The request: Pick out every line in the data below that holds "momentum".

Dataset entries:
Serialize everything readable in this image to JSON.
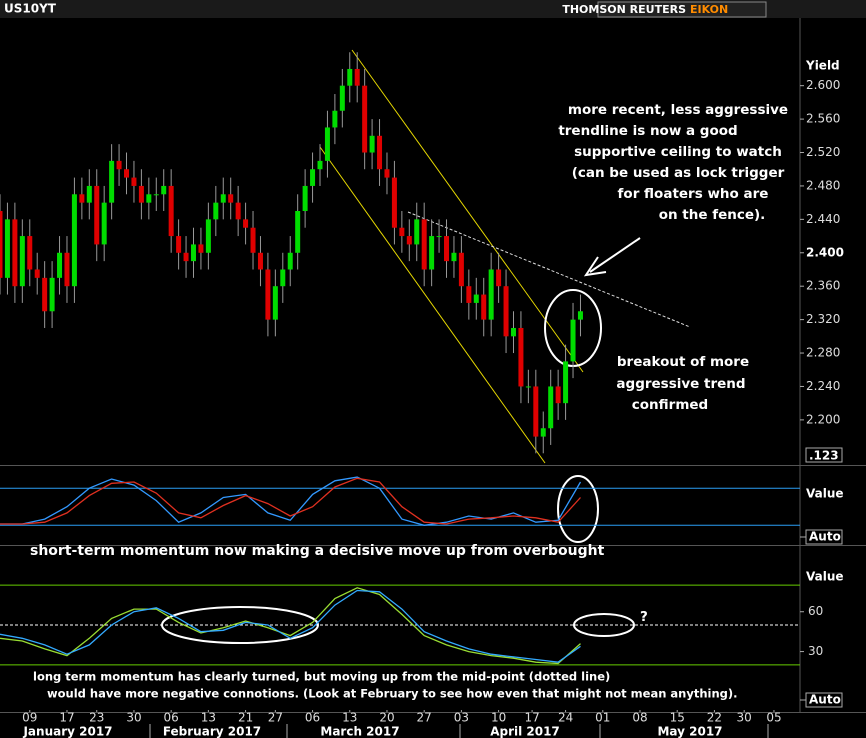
{
  "chart_data": [
    {
      "type": "candlestick",
      "title": "US10YT",
      "brand": "THOMSON REUTERS",
      "brand_accent": "EIKON",
      "y_label": "Yield",
      "scale_badge": ".123",
      "up_color": "#00dd00",
      "down_color": "#e00000",
      "xlim": [
        0,
        107.5
      ],
      "ylim": [
        2.146,
        2.681
      ],
      "yticks": [
        {
          "value": 2.6,
          "label": "2.600"
        },
        {
          "value": 2.56,
          "label": "2.560"
        },
        {
          "value": 2.52,
          "label": "2.520"
        },
        {
          "value": 2.48,
          "label": "2.480"
        },
        {
          "value": 2.44,
          "label": "2.440"
        },
        {
          "value": 2.4,
          "label": "2.400"
        },
        {
          "value": 2.36,
          "label": "2.360"
        },
        {
          "value": 2.32,
          "label": "2.320"
        },
        {
          "value": 2.28,
          "label": "2.280"
        },
        {
          "value": 2.24,
          "label": "2.240"
        },
        {
          "value": 2.2,
          "label": "2.200"
        }
      ],
      "xticks": [
        {
          "value": 4,
          "label": "09"
        },
        {
          "value": 9,
          "label": "17"
        },
        {
          "value": 13,
          "label": "23"
        },
        {
          "value": 18,
          "label": "30"
        },
        {
          "value": 23,
          "label": "06"
        },
        {
          "value": 28,
          "label": "13"
        },
        {
          "value": 33,
          "label": "21"
        },
        {
          "value": 37,
          "label": "27"
        },
        {
          "value": 42,
          "label": "06"
        },
        {
          "value": 47,
          "label": "13"
        },
        {
          "value": 52,
          "label": "20"
        },
        {
          "value": 57,
          "label": "27"
        },
        {
          "value": 62,
          "label": "03"
        },
        {
          "value": 67,
          "label": "10"
        },
        {
          "value": 71.5,
          "label": "17"
        },
        {
          "value": 76,
          "label": "24"
        },
        {
          "value": 81,
          "label": "01"
        },
        {
          "value": 86,
          "label": "08"
        },
        {
          "value": 91,
          "label": "15"
        },
        {
          "value": 96,
          "label": "22"
        },
        {
          "value": 100,
          "label": "30"
        },
        {
          "value": 104,
          "label": "05"
        }
      ],
      "months": [
        "January 2017",
        "February 2017",
        "March 2017",
        "April 2017",
        "May 2017"
      ],
      "open": [
        2.45,
        2.37,
        2.44,
        2.36,
        2.42,
        2.38,
        2.37,
        2.33,
        2.37,
        2.4,
        2.36,
        2.47,
        2.46,
        2.48,
        2.41,
        2.46,
        2.51,
        2.5,
        2.49,
        2.48,
        2.46,
        2.47,
        2.47,
        2.48,
        2.42,
        2.4,
        2.39,
        2.41,
        2.4,
        2.44,
        2.46,
        2.47,
        2.46,
        2.44,
        2.43,
        2.4,
        2.38,
        2.32,
        2.36,
        2.38,
        2.4,
        2.45,
        2.48,
        2.5,
        2.51,
        2.55,
        2.57,
        2.6,
        2.62,
        2.6,
        2.52,
        2.54,
        2.5,
        2.49,
        2.43,
        2.42,
        2.41,
        2.44,
        2.38,
        2.42,
        2.42,
        2.39,
        2.4,
        2.36,
        2.34,
        2.35,
        2.32,
        2.38,
        2.36,
        2.3,
        2.31,
        2.24,
        2.24,
        2.18,
        2.19,
        2.24,
        2.22,
        2.27,
        2.32
      ],
      "high": [
        2.47,
        2.46,
        2.46,
        2.44,
        2.44,
        2.4,
        2.39,
        2.39,
        2.42,
        2.42,
        2.49,
        2.49,
        2.5,
        2.5,
        2.48,
        2.53,
        2.53,
        2.52,
        2.51,
        2.5,
        2.49,
        2.49,
        2.5,
        2.5,
        2.44,
        2.42,
        2.43,
        2.43,
        2.46,
        2.48,
        2.49,
        2.49,
        2.48,
        2.46,
        2.45,
        2.42,
        2.4,
        2.38,
        2.4,
        2.42,
        2.47,
        2.5,
        2.52,
        2.53,
        2.57,
        2.59,
        2.62,
        2.64,
        2.64,
        2.62,
        2.56,
        2.56,
        2.52,
        2.51,
        2.45,
        2.44,
        2.46,
        2.46,
        2.44,
        2.44,
        2.44,
        2.42,
        2.42,
        2.38,
        2.37,
        2.37,
        2.4,
        2.4,
        2.38,
        2.33,
        2.33,
        2.26,
        2.26,
        2.21,
        2.26,
        2.26,
        2.29,
        2.34,
        2.35
      ],
      "low": [
        2.35,
        2.35,
        2.34,
        2.34,
        2.36,
        2.35,
        2.31,
        2.31,
        2.35,
        2.34,
        2.34,
        2.44,
        2.44,
        2.39,
        2.39,
        2.44,
        2.48,
        2.47,
        2.46,
        2.44,
        2.44,
        2.45,
        2.45,
        2.4,
        2.38,
        2.37,
        2.37,
        2.38,
        2.38,
        2.42,
        2.44,
        2.44,
        2.42,
        2.41,
        2.38,
        2.36,
        2.3,
        2.3,
        2.34,
        2.36,
        2.38,
        2.43,
        2.46,
        2.48,
        2.49,
        2.53,
        2.55,
        2.58,
        2.58,
        2.5,
        2.5,
        2.48,
        2.47,
        2.41,
        2.4,
        2.39,
        2.39,
        2.36,
        2.36,
        2.4,
        2.37,
        2.37,
        2.34,
        2.32,
        2.32,
        2.3,
        2.3,
        2.34,
        2.28,
        2.28,
        2.22,
        2.22,
        2.16,
        2.16,
        2.17,
        2.2,
        2.2,
        2.25,
        2.3
      ],
      "close": [
        2.37,
        2.44,
        2.36,
        2.42,
        2.38,
        2.37,
        2.33,
        2.37,
        2.4,
        2.36,
        2.47,
        2.46,
        2.48,
        2.41,
        2.46,
        2.51,
        2.5,
        2.49,
        2.48,
        2.46,
        2.47,
        2.47,
        2.48,
        2.42,
        2.4,
        2.39,
        2.41,
        2.4,
        2.44,
        2.46,
        2.47,
        2.46,
        2.44,
        2.43,
        2.4,
        2.38,
        2.32,
        2.36,
        2.38,
        2.4,
        2.45,
        2.48,
        2.5,
        2.51,
        2.55,
        2.57,
        2.6,
        2.62,
        2.6,
        2.52,
        2.54,
        2.5,
        2.49,
        2.43,
        2.42,
        2.41,
        2.44,
        2.38,
        2.42,
        2.42,
        2.39,
        2.4,
        2.36,
        2.34,
        2.35,
        2.32,
        2.38,
        2.36,
        2.3,
        2.31,
        2.24,
        2.24,
        2.18,
        2.19,
        2.24,
        2.22,
        2.27,
        2.32,
        2.33
      ],
      "annotations": [
        [
          "more recent, less aggressive",
          "trendline is now a good",
          "supportive ceiling to watch",
          "(can be used as lock trigger",
          "for floaters who are",
          "on the fence)."
        ],
        [
          "breakout of more",
          "aggressive trend",
          "confirmed"
        ]
      ]
    },
    {
      "type": "line",
      "y_label": "Value",
      "scale_mode": "Auto",
      "xlim": [
        0,
        107.5
      ],
      "ylim": [
        -12,
        116
      ],
      "levels": [
        80,
        20
      ],
      "level_color": "#2a9df4",
      "x": [
        0,
        3,
        6,
        9,
        12,
        15,
        18,
        21,
        24,
        27,
        30,
        33,
        36,
        39,
        42,
        45,
        48,
        51,
        54,
        57,
        60,
        63,
        66,
        69,
        72,
        75,
        78
      ],
      "series": [
        {
          "color": "#3399ff",
          "values": [
            22,
            22,
            30,
            50,
            80,
            95,
            85,
            60,
            25,
            40,
            65,
            70,
            40,
            28,
            70,
            92,
            98,
            80,
            30,
            20,
            25,
            35,
            30,
            40,
            25,
            28,
            90
          ]
        },
        {
          "color": "#e03020",
          "values": [
            22,
            22,
            25,
            40,
            68,
            88,
            90,
            72,
            40,
            32,
            52,
            68,
            55,
            35,
            50,
            82,
            96,
            90,
            50,
            25,
            22,
            30,
            32,
            35,
            32,
            25,
            65
          ]
        }
      ],
      "annotation": "short-term momentum now making a decisive move up from overbought"
    },
    {
      "type": "line",
      "y_label": "Value",
      "scale_mode": "Auto",
      "xlim": [
        0,
        107.5
      ],
      "ylim": [
        -15.5,
        109.5
      ],
      "yticks": [
        60,
        30
      ],
      "levels": [
        80,
        20
      ],
      "level_color": "#66cc00",
      "midline": 50,
      "x": [
        0,
        3,
        6,
        9,
        12,
        15,
        18,
        21,
        24,
        27,
        30,
        33,
        36,
        39,
        42,
        45,
        48,
        51,
        54,
        57,
        60,
        63,
        66,
        69,
        72,
        75,
        78
      ],
      "series": [
        {
          "color": "#99dd33",
          "values": [
            40,
            38,
            32,
            27,
            40,
            55,
            62,
            62,
            52,
            44,
            48,
            53,
            48,
            42,
            52,
            70,
            78,
            73,
            58,
            42,
            35,
            30,
            27,
            25,
            22,
            21,
            36
          ]
        },
        {
          "color": "#33aaff",
          "values": [
            43,
            40,
            35,
            28,
            35,
            50,
            60,
            63,
            55,
            45,
            46,
            52,
            50,
            40,
            48,
            65,
            76,
            75,
            62,
            45,
            38,
            32,
            28,
            26,
            24,
            22,
            34
          ]
        }
      ],
      "annotation": [
        "long term momentum has clearly turned, but moving up from the mid-point (dotted line)",
        "would have more negative connotions.  (Look at February to see how even that might not mean anything)."
      ],
      "question": "?"
    }
  ]
}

Complete output:
      "annotation": "short-term momentum now making a decisive move up from overbought"
        "long term momentum has clearly turned, but moving up from the mid-point (dotted line)",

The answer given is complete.